Énoncé de l'exercice: Reprenez la critique de « Bartabas, roman » juste après sa dernière phrase et poursuivez-la dans le même ton.

Extrait:

··········

Critique de Montecristof


"Bartabas, roman" n'est pas un roman. Si l'on considère une vie d'homme de cheval comme un idéal, c'est plus précisément une hagiographie. La vie de saint Bartabas.
C'est la vie d'un homme devenu centaure, mythique mystique tombé en extase à force de renâcler. La vie d'un privilégié qui n'a pas craint pas de tenter d'arracher ses racines jusqu'à risquer la chute, puis à échappé à la déchéance en fuyant vers un sacerdoce au mépris de toutes les convenances, hors de tous les carcans. Qui de ses deux terroirs-refuges a créé sa chimère, quand le monde des chevaux qu'il maria à celui du théâtre engendra Zingaro.

Quand je montais beaucoup à cheval, j'ai vu Zingaro. D'abord sur mon écran, au début de son aventure, quand son premier spectacle fut disponible en cassette. Puis en chair et en os deux fois : à l'occasion d'une de ses tournées dans le sud-ouest, ensuite à Aubervilliers. Et bien sûr j'ai vu tous les films de Bartabas. Ce fut toujours un choc esthétique, une occasion d'émotion, un frisson souvent, même devant un écran (sauf peut-être pour "Le Caravage", qui m'a laissé sur ma faim et à partir duquel j'ai pris du recul).

Au fil des pages, l'emphase de Garcin m'a parfois transporté vers l'émotion, quand elle me renvoyait au spectacle de Bartabas en selle, à ces univers qu'il a mis en scène et que j'ai vus vivre devant moi, qui m'ont lancé au visage leurs instants de beauté éphémère.
Mais elle m'a agacé quand je manquais d'un dictionnaire ou d'une encyclopédie pour du vocabulaire ou des références littéraires inconnus, pour des élégances trop ésotériques, inaccessibles à mon niveau de culture...

Le style de Garcin est fluide et esthétique comme toujours, mais ici trop souvent complexe. Fluide, esthétique et même aérien comme les chevaux finement mis en haute école qu'il décrit, son style se perd parfois dans des arabesques aussi complexes que les tracés laissés dans le sable par un carrousel alambiqué.
On sent bien que l'écrivain a choisi sa plus belle plume pour dire son admiration de cavalier, sans réserve. Mais parfois il en fait trop et c'est dommage, ça gâche des lignes très inspirées.

··········

Données fournies:
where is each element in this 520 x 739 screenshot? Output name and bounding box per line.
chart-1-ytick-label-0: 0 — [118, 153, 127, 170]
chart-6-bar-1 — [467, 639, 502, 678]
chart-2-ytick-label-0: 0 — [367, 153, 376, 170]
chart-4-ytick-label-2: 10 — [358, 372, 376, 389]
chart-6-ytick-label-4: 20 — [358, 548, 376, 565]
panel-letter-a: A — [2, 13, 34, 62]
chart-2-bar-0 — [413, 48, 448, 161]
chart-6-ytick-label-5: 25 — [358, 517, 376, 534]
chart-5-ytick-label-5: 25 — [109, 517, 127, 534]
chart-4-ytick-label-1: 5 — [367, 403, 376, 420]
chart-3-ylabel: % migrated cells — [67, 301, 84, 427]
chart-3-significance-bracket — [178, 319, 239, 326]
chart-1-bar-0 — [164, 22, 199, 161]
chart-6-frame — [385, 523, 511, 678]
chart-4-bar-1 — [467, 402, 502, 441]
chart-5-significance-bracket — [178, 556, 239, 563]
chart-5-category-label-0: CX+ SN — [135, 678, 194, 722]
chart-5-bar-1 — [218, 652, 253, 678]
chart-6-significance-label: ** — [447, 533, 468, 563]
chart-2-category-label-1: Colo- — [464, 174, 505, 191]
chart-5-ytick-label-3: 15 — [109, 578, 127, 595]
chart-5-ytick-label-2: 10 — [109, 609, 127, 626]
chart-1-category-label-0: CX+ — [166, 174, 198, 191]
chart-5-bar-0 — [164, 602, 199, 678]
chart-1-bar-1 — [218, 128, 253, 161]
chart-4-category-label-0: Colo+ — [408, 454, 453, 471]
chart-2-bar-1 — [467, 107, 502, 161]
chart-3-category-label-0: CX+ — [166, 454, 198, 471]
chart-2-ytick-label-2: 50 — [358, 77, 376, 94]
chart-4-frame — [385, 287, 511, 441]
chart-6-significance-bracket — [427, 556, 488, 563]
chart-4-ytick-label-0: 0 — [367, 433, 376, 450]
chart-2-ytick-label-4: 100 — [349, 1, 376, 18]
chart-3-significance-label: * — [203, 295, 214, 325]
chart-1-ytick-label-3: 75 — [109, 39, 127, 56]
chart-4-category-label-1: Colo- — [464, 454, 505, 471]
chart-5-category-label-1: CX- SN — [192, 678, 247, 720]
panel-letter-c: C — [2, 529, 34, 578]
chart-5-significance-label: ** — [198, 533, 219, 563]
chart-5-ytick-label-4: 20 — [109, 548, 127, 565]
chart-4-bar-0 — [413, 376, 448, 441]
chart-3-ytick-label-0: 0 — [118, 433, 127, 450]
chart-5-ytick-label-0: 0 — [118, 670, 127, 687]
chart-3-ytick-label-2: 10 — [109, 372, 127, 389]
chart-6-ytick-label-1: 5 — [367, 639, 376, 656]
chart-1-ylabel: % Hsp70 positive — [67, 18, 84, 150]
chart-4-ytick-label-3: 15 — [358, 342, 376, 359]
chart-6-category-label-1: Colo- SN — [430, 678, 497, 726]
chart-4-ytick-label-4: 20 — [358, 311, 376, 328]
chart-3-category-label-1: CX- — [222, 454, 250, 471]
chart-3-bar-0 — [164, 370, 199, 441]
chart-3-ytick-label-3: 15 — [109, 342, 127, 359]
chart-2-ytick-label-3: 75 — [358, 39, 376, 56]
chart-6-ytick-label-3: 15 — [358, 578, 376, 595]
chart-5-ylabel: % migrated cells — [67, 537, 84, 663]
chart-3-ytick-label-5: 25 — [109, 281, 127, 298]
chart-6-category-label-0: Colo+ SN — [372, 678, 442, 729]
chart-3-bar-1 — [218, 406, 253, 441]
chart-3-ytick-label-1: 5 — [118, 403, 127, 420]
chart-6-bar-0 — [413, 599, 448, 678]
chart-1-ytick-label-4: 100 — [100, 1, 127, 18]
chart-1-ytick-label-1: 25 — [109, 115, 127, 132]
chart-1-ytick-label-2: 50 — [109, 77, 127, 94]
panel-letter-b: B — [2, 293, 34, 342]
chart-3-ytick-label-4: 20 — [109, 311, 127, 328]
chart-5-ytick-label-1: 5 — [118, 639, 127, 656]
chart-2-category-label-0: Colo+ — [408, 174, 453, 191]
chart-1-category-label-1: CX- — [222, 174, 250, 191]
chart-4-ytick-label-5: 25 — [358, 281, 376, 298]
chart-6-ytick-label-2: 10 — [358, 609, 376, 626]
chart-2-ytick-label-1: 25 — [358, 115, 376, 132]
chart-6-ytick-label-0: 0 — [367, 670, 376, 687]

··········

Résultat obtenu:
Il sait aussi persifler, notamment quand il compare les aspirations des deux impétrants à la direction de l'académie de Versailles (l'iconoclaste Bartabas et le raffiné Henriquet) et évoque la "victoire" de Bartabas en parallèle à la bataille d'"Hernani"...
Il faut lui reconnaître de la modestie pourtant, à Garcin, notamment quand il se retourne sur son propre parcours à la fin du livre, en le comparant à celui de son idole.

Quoi qu'il en soit, pour moi, à la fin de son récit aussi beau que compassé, Bartabas reste une énigme :
Son intransigeance au moment de l'annulation "syndicale" d'un festival d'Avigon pose question, certes.
Son mépris affiché pour les "chuchoteurs" aussi.
Son machisme, même, peut chagriner. Dans mon commentaire sur "D'un cheval l'autre", ce chant d'amour de Bartabas à tous ses chevaux, j'ai dit ici ma déception qu'il n'adresse aucune de ses louanges inspirées à une jument, qu'il ne s'épanche si poétiquement que pour des mâles. Sexiste, Bartabas ? On pourrait croire que que non puisque dans son livre, Garcin parle de Versailles comme du "gynécée" de Bartabas, où un seul homme a trouvé une place dans tout un peloton d'apprenties écuyères.
A Versailles le maître forme des femmes à dresser... des mâles ? Compliqué tout ce cirque..
Mais peut-être surtout, si l'homme a pour moi dégringolé du piédestal où je le plaçais, c'est parce que j'ai découvert qu'il avait pris fait et cause avec arrogance pour la corrida, maintenant qu'on commence à la mettre en question ouvertement. Ca n'enlève rien à son talent d'écuyer et de créateur de spectacles mais je n'arrive pas à comprendre, pas plus que Garcin d'ailleurs si je l'ai bien compris.
Et quant à l'accepter, impossible pour moi !
Que la tauromachie, surtout au Portugal, ait engendré une équitation qui peut toucher au sublime, je le sais bien. Mais qu'on reste bloqué à un stade de notre évolution qui met en scène la barbarie, qui voue un culte à un rite sacrificiel violent et à la mort d'une victime torturée, j'ose dire que ça me révolte... de quel droit ?
Etre artiste ne dispense pas de rester humble, à mon sens.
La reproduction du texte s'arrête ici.